» **Request**: Tell how many lines in the data below hold the string "Eastern"; give nothing but the number.

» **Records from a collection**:
↓
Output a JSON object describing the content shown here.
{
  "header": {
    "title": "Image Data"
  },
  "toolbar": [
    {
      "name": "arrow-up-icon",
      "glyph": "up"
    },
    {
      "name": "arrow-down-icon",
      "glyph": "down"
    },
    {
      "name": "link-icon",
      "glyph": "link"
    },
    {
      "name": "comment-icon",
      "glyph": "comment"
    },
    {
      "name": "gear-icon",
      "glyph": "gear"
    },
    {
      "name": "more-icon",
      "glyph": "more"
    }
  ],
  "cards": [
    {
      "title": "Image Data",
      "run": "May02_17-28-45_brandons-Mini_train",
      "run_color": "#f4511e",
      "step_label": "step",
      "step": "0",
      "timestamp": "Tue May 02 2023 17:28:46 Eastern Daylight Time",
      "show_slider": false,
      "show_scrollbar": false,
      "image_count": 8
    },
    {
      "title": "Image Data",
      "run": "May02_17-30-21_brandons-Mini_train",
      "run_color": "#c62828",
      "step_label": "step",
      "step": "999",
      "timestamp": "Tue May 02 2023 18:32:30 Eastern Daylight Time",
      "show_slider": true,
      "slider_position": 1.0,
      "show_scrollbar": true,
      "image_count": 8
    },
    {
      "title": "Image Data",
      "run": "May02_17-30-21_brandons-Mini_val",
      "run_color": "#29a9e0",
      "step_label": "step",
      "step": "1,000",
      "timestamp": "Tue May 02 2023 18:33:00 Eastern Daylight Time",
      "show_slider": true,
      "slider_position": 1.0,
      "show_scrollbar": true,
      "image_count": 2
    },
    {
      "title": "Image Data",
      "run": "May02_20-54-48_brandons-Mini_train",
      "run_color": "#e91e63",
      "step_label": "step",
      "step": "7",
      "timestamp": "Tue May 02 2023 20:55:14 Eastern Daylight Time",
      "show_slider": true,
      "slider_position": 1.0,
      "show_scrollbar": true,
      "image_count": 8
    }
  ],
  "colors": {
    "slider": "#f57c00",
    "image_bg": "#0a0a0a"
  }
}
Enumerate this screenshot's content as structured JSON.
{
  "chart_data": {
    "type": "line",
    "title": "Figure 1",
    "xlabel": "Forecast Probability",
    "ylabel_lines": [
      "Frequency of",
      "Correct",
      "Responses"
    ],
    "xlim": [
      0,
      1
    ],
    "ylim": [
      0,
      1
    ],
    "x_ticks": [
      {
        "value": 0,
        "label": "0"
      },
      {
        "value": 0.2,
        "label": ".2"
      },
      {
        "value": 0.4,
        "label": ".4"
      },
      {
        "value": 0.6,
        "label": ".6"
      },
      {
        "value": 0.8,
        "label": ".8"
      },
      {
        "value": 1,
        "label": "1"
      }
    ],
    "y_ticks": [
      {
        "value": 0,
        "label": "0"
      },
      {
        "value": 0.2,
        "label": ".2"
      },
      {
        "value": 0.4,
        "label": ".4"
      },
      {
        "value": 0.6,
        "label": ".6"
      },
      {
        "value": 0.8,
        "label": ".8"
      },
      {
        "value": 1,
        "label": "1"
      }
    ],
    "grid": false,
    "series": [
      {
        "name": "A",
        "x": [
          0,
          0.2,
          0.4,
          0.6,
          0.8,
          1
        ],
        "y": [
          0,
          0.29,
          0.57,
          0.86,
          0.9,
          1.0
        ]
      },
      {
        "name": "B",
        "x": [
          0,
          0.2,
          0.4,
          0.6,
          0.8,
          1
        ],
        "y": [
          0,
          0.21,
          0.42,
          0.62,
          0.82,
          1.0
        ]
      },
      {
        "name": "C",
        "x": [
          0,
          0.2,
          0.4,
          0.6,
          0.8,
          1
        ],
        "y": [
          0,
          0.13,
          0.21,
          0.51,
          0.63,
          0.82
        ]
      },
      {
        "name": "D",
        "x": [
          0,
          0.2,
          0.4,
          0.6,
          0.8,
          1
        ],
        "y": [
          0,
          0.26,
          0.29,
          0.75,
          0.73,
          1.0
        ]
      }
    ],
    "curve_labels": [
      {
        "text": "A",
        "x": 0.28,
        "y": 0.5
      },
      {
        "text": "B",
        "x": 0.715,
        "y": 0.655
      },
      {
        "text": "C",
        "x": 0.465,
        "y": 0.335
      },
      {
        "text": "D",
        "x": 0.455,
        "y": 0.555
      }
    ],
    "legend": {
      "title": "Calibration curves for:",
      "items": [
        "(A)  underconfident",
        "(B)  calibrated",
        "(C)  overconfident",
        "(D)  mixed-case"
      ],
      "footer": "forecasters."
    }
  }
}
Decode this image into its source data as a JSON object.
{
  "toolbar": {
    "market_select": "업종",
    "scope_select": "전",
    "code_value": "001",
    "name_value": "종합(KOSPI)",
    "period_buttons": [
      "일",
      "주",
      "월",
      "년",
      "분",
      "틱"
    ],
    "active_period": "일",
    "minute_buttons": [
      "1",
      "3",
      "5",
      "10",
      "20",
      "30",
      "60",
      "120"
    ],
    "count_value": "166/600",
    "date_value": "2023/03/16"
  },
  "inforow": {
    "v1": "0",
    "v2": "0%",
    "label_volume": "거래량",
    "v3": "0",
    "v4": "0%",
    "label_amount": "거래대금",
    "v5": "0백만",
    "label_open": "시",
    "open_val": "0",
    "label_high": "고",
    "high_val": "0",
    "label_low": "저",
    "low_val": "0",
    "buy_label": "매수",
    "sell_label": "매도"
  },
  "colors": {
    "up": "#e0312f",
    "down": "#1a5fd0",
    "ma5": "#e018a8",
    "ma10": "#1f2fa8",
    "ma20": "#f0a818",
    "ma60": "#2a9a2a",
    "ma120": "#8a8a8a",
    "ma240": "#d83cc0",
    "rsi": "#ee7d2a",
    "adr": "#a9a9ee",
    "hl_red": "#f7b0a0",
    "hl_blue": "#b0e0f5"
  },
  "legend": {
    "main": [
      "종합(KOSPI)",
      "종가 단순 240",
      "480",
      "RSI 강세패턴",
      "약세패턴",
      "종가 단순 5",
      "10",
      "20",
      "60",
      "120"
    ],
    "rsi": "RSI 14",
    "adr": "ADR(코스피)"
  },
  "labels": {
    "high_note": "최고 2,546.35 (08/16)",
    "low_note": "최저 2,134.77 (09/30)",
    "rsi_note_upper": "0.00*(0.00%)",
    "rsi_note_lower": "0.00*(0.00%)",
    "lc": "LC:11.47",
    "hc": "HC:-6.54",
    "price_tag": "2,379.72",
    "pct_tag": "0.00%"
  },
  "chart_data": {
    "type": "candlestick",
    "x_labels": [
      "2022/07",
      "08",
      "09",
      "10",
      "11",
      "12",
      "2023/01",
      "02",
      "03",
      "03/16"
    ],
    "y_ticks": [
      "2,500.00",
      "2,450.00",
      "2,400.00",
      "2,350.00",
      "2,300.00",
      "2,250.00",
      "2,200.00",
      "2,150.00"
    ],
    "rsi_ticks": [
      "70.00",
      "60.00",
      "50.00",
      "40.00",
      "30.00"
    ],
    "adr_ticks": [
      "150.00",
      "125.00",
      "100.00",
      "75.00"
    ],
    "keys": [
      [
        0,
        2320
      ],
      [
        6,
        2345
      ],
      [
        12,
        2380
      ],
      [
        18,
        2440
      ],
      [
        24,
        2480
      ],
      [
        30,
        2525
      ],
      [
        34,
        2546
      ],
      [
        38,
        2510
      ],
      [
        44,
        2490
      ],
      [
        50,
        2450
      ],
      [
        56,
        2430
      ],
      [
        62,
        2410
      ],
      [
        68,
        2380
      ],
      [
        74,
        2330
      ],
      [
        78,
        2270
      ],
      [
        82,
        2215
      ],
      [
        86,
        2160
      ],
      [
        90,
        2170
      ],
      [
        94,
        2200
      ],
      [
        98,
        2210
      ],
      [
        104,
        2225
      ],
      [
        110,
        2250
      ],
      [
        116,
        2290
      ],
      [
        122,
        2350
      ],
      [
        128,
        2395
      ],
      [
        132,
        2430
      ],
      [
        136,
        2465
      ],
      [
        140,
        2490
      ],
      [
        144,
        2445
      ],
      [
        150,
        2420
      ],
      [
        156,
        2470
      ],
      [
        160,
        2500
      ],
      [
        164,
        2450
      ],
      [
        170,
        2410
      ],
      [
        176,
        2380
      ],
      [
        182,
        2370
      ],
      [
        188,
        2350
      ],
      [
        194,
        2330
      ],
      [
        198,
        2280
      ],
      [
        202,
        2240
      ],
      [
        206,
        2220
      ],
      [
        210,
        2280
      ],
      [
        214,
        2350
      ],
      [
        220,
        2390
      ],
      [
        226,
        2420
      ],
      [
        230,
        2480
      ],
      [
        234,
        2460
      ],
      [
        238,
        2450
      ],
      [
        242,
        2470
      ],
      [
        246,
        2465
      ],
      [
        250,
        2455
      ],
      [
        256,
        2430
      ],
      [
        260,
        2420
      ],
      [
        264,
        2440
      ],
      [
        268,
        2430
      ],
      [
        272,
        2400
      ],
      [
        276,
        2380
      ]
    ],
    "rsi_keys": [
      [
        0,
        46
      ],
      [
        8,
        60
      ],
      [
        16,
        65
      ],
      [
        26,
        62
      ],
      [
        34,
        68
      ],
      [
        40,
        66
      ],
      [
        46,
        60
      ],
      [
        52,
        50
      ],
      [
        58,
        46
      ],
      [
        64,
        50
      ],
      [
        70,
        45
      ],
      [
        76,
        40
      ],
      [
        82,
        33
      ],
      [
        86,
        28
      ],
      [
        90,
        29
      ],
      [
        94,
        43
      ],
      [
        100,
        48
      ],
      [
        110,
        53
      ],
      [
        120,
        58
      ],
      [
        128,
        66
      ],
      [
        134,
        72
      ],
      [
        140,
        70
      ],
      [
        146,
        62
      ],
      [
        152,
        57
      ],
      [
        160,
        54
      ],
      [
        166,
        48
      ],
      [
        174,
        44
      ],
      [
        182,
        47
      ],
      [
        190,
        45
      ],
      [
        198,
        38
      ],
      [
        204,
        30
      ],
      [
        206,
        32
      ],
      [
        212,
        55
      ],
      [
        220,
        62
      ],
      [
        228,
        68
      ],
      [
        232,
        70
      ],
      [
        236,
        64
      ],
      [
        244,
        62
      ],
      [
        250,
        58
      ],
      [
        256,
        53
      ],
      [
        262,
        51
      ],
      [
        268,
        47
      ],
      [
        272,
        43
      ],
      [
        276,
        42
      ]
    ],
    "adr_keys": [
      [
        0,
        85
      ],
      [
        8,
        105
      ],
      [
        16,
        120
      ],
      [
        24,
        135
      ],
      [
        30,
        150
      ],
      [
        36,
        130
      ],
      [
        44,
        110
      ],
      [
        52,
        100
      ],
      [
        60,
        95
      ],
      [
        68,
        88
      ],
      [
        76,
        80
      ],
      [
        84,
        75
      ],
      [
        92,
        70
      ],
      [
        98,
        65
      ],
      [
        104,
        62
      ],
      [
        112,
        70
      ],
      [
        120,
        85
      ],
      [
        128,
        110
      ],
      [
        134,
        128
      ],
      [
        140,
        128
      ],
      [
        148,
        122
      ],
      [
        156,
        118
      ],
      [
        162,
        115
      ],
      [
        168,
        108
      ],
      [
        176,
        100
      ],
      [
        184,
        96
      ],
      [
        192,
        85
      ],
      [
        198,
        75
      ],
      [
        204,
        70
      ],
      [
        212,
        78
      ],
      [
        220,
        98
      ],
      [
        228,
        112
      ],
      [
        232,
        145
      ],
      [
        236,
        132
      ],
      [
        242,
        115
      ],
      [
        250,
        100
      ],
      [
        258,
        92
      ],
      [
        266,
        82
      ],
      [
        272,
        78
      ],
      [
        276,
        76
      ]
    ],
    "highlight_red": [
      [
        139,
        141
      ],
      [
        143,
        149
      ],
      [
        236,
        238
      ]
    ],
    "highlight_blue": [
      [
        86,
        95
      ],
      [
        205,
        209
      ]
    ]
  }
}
↑
» **Response for this exercise**: 4